Records from a dataset:
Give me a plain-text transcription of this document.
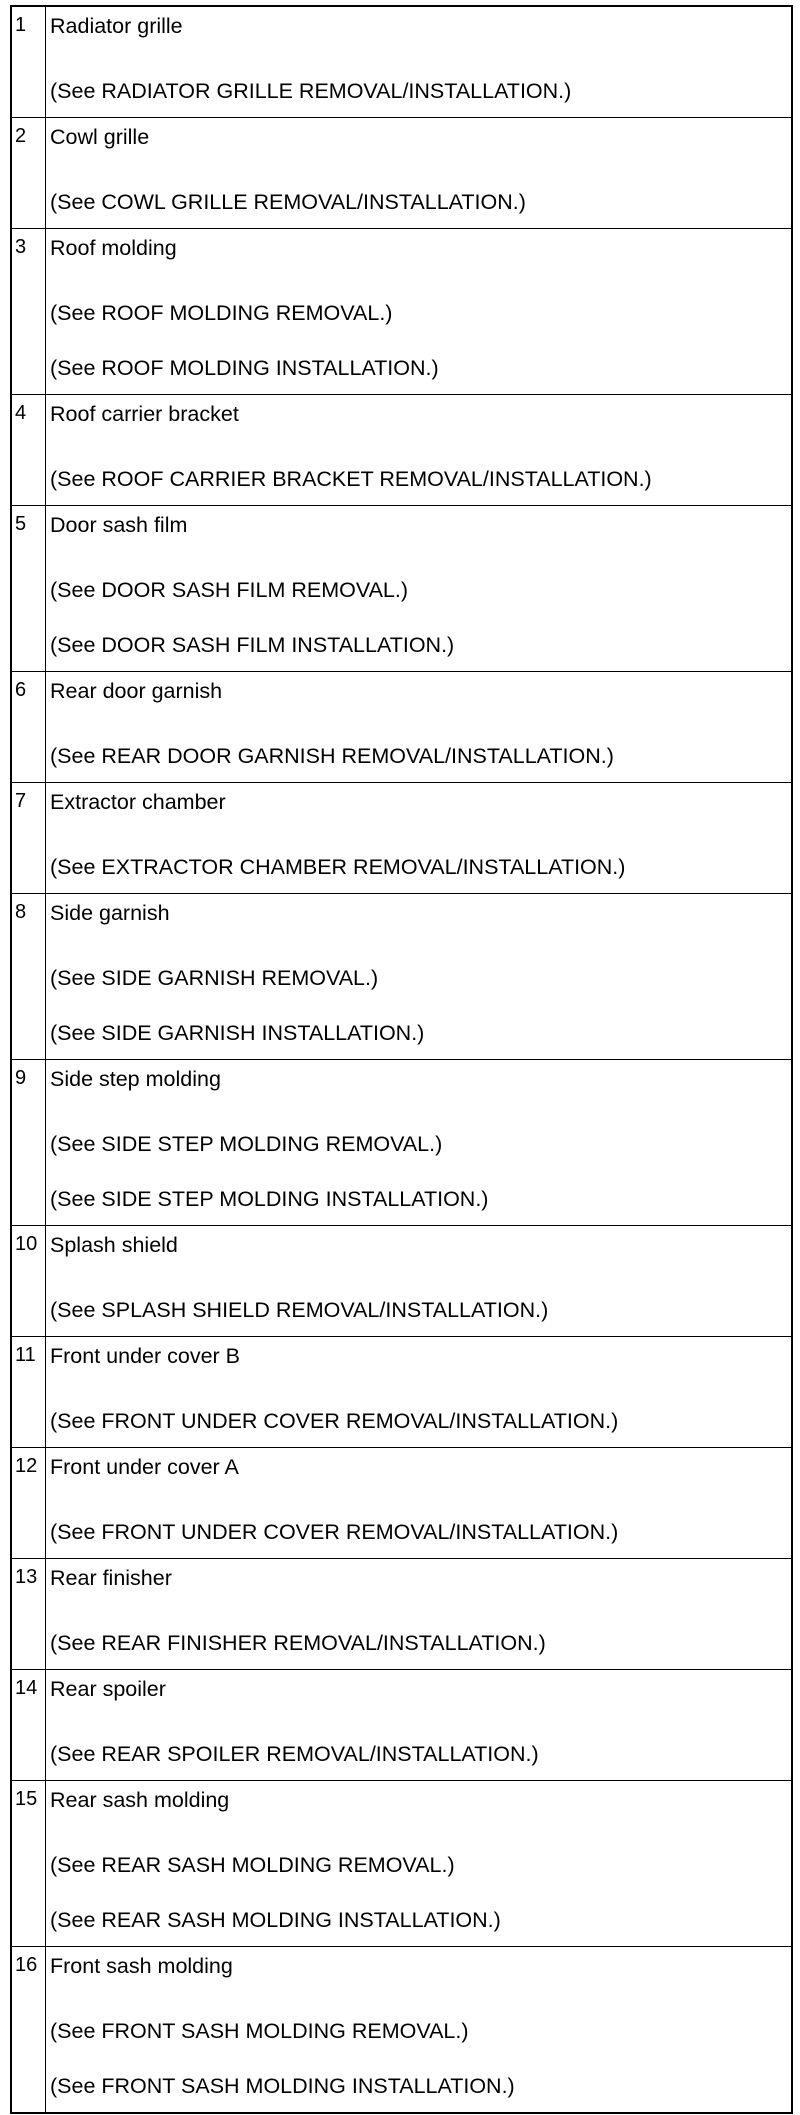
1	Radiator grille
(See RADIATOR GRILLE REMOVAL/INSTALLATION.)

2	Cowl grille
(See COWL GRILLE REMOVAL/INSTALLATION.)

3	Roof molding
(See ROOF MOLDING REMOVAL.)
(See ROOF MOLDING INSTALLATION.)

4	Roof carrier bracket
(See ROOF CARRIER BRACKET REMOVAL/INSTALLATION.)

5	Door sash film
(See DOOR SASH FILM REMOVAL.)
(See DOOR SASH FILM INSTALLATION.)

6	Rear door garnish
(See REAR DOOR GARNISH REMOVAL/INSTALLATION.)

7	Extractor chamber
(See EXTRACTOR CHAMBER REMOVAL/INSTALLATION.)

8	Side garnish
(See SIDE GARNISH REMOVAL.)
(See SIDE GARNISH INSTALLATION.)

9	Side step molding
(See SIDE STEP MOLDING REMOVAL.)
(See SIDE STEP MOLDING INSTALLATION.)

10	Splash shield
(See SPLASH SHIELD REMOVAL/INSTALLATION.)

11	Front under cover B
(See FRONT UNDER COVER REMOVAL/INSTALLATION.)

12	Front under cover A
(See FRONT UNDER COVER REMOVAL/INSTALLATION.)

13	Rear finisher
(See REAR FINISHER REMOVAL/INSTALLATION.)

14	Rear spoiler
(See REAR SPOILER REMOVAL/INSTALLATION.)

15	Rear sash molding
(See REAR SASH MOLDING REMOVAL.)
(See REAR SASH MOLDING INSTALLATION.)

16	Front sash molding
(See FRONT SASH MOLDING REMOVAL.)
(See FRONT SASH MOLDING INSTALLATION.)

---

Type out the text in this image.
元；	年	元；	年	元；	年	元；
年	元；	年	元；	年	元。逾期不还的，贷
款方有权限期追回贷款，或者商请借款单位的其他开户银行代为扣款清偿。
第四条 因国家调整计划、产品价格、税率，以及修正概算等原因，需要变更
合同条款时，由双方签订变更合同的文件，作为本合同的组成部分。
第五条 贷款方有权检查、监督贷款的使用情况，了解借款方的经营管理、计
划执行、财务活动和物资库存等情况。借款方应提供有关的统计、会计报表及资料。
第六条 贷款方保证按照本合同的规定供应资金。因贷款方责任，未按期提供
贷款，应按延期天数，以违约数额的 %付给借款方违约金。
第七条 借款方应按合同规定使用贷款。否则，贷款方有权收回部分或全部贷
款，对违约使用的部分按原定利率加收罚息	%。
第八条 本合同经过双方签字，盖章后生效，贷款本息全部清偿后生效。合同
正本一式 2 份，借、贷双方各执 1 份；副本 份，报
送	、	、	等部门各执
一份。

Requirement - Above are the records; copy every line in them that holds the word "text".

Exercise output -
Give me a plain-text transcription of this document.
Type out the text in this image.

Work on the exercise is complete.